PROBLEM REQUIREMENTS: Search the entries below. Return every line that has "Curve" in it.
■ ■ ■ ■
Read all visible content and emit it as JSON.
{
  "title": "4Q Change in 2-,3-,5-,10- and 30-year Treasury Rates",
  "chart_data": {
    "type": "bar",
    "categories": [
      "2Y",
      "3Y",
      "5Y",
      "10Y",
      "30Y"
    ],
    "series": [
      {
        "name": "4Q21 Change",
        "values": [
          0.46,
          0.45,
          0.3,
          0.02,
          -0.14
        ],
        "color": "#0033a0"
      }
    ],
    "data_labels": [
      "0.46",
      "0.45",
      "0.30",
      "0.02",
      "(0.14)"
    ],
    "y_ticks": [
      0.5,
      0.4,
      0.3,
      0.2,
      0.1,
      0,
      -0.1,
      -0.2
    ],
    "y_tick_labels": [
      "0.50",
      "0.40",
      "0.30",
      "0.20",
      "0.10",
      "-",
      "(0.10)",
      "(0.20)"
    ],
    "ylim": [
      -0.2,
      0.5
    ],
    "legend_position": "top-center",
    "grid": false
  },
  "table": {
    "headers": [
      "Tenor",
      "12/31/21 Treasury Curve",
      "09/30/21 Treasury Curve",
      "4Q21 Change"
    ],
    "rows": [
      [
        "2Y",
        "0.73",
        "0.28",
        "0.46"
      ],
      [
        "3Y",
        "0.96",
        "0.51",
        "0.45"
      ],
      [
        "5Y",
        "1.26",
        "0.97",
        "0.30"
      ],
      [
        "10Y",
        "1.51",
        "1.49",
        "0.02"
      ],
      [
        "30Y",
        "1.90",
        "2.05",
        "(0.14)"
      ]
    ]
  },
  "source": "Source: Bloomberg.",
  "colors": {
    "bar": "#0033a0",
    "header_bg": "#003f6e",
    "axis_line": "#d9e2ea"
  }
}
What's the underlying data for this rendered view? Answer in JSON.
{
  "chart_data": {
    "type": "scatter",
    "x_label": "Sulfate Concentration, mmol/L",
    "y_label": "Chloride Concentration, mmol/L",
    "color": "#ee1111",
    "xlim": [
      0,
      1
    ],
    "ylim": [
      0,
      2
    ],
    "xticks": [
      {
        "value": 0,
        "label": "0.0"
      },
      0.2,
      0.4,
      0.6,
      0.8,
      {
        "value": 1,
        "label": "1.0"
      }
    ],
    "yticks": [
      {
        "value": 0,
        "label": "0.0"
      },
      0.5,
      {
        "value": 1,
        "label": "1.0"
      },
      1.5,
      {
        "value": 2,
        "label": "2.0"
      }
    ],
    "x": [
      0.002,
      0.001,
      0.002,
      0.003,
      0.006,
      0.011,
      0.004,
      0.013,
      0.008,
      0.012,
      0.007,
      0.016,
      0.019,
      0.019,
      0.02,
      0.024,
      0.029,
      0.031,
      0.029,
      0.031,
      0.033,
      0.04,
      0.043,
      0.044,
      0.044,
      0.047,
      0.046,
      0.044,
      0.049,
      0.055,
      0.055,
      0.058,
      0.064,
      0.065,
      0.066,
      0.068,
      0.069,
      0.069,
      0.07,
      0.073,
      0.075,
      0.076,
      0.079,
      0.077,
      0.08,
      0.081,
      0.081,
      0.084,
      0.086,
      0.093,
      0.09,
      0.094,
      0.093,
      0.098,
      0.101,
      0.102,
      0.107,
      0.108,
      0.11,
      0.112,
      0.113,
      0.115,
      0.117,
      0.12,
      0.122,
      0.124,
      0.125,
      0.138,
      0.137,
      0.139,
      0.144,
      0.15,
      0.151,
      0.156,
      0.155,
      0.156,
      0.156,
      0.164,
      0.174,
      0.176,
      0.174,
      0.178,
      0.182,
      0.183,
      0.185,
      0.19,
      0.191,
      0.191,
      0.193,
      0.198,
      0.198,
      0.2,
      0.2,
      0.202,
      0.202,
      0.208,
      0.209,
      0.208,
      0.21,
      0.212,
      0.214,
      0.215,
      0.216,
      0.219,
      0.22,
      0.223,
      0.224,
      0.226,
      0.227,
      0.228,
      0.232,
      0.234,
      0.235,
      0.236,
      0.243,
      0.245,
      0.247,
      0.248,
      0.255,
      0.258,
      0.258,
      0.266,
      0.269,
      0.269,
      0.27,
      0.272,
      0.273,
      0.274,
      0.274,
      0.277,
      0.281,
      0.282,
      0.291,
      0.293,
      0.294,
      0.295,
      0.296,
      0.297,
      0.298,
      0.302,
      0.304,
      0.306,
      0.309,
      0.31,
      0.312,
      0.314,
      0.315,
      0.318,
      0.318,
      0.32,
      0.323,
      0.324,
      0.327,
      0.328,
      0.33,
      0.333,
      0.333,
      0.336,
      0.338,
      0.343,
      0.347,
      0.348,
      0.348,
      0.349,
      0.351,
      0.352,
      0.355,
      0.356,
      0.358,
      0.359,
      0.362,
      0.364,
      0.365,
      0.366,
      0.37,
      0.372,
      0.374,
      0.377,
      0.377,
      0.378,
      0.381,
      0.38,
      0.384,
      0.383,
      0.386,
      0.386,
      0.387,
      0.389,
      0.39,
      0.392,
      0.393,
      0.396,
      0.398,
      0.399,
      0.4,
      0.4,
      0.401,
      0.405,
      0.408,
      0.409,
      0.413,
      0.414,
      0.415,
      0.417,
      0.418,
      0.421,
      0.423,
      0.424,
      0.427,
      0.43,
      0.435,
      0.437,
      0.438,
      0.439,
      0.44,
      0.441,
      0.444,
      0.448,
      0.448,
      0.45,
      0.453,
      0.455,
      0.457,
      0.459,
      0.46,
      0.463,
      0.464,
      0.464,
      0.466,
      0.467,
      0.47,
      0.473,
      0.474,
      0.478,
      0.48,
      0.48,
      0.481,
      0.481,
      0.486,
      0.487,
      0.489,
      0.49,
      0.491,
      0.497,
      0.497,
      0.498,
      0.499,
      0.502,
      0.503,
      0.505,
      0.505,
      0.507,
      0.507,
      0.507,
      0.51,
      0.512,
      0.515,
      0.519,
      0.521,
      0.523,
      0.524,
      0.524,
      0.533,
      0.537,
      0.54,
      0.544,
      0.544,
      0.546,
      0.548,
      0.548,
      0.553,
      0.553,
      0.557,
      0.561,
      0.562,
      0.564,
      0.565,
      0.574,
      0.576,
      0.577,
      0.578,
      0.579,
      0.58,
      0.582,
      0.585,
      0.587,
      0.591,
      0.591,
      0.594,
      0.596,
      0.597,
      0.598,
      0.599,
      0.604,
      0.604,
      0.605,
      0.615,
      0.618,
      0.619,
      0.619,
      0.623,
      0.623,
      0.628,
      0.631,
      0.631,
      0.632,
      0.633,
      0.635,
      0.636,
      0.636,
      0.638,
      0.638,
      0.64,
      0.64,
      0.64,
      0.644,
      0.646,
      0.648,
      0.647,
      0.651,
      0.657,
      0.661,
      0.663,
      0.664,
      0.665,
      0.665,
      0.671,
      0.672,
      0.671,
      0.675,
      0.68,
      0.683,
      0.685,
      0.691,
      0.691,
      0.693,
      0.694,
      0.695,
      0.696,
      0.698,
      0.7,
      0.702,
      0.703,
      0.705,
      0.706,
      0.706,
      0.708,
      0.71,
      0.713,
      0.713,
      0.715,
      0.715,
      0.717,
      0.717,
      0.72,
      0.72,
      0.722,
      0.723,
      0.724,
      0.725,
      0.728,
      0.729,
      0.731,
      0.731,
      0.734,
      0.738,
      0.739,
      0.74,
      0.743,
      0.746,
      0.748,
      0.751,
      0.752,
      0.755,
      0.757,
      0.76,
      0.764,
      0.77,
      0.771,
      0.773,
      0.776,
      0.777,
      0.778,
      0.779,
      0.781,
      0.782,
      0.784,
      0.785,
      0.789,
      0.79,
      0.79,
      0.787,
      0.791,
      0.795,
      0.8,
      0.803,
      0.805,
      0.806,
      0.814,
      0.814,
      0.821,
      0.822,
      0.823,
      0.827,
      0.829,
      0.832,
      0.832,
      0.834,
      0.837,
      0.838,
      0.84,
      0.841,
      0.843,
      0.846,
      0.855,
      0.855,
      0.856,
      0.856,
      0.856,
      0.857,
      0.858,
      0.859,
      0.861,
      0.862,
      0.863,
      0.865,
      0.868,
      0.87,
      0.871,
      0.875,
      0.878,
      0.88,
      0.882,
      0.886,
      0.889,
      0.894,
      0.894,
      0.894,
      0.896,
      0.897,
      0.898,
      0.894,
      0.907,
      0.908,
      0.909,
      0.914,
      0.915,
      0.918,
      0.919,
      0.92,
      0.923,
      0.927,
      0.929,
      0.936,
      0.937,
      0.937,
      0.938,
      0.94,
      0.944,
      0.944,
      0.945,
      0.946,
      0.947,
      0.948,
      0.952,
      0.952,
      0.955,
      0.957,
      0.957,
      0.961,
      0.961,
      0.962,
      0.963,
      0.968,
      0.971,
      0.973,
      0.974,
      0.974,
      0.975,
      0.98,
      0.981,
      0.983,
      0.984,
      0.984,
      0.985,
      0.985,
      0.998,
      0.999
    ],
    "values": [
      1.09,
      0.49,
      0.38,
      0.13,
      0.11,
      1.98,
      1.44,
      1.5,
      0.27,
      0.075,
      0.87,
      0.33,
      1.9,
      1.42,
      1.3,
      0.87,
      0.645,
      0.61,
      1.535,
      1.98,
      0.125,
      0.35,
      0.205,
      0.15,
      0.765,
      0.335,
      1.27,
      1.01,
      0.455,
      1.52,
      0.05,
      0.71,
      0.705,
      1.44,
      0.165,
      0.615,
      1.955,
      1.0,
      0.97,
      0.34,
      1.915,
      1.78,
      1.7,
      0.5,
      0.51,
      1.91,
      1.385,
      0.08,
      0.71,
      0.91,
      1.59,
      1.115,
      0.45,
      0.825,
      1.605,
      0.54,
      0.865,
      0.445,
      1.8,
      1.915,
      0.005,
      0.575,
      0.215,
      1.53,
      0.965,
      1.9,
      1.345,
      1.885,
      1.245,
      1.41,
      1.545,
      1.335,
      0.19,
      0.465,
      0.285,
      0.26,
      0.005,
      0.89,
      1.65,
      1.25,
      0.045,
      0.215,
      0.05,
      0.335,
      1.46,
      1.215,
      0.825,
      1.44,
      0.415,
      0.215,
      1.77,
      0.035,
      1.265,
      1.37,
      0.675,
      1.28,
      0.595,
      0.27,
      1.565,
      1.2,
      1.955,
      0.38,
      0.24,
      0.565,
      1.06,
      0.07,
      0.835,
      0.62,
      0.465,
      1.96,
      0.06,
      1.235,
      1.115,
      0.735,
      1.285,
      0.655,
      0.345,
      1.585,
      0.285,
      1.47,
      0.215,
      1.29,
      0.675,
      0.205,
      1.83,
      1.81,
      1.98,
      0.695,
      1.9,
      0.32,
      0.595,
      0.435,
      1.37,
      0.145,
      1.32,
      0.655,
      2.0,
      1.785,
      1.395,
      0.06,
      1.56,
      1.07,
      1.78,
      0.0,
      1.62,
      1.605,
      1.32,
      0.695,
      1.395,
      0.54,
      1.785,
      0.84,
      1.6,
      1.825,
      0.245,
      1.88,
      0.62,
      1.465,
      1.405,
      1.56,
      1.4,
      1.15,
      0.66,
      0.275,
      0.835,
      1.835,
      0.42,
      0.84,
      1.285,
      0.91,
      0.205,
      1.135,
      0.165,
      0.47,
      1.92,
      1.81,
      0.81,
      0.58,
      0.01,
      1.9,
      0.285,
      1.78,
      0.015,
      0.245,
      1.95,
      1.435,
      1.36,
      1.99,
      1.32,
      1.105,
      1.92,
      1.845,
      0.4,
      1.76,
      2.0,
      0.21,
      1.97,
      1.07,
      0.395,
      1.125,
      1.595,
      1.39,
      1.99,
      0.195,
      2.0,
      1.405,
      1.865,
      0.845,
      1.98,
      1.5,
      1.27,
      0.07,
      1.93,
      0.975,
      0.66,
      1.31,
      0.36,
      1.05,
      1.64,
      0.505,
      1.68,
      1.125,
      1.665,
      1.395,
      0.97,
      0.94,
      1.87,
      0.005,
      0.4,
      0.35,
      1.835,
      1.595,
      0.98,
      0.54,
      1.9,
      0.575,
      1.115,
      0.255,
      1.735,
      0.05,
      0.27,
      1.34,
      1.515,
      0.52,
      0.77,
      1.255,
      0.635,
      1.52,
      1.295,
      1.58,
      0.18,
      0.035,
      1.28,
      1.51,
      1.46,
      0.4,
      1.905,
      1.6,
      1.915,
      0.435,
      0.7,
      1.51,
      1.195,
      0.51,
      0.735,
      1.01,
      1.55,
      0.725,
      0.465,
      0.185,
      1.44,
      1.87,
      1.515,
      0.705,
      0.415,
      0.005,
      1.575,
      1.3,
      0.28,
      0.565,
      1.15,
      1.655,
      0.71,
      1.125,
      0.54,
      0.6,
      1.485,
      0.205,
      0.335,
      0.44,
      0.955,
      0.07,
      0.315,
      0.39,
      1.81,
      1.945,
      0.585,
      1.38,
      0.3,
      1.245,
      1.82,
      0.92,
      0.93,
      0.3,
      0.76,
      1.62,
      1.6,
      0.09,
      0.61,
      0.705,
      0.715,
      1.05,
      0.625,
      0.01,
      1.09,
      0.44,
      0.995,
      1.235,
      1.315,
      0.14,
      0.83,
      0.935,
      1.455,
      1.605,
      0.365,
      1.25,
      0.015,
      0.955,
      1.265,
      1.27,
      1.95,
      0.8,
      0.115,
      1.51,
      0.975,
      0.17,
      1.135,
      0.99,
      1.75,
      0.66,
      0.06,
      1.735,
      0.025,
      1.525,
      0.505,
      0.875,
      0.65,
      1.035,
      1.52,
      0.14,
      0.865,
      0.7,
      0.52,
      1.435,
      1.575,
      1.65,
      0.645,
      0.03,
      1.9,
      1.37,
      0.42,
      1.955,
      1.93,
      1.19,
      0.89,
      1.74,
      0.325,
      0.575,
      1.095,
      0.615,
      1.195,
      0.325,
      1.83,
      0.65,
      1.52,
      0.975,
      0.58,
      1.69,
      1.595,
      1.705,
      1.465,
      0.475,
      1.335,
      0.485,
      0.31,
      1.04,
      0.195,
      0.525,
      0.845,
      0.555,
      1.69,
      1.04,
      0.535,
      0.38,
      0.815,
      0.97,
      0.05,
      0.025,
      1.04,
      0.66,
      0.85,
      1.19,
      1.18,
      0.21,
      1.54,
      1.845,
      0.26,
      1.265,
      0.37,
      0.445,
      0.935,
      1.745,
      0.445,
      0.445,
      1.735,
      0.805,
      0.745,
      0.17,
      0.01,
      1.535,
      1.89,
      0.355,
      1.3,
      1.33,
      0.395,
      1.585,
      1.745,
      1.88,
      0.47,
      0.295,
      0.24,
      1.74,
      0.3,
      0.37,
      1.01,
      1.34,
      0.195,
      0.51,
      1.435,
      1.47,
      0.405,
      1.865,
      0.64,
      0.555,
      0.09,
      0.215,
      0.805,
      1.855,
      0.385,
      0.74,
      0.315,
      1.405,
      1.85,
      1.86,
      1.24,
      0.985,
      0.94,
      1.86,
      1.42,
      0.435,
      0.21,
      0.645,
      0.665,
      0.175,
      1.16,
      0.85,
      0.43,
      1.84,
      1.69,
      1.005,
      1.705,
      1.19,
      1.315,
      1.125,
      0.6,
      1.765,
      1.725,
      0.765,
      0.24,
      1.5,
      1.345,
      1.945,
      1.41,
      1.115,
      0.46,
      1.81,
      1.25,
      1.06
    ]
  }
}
■ ■ ■ ■
CORRECT RESPONSE:
      "12/31/21 Treasury Curve",
      "09/30/21 Treasury Curve",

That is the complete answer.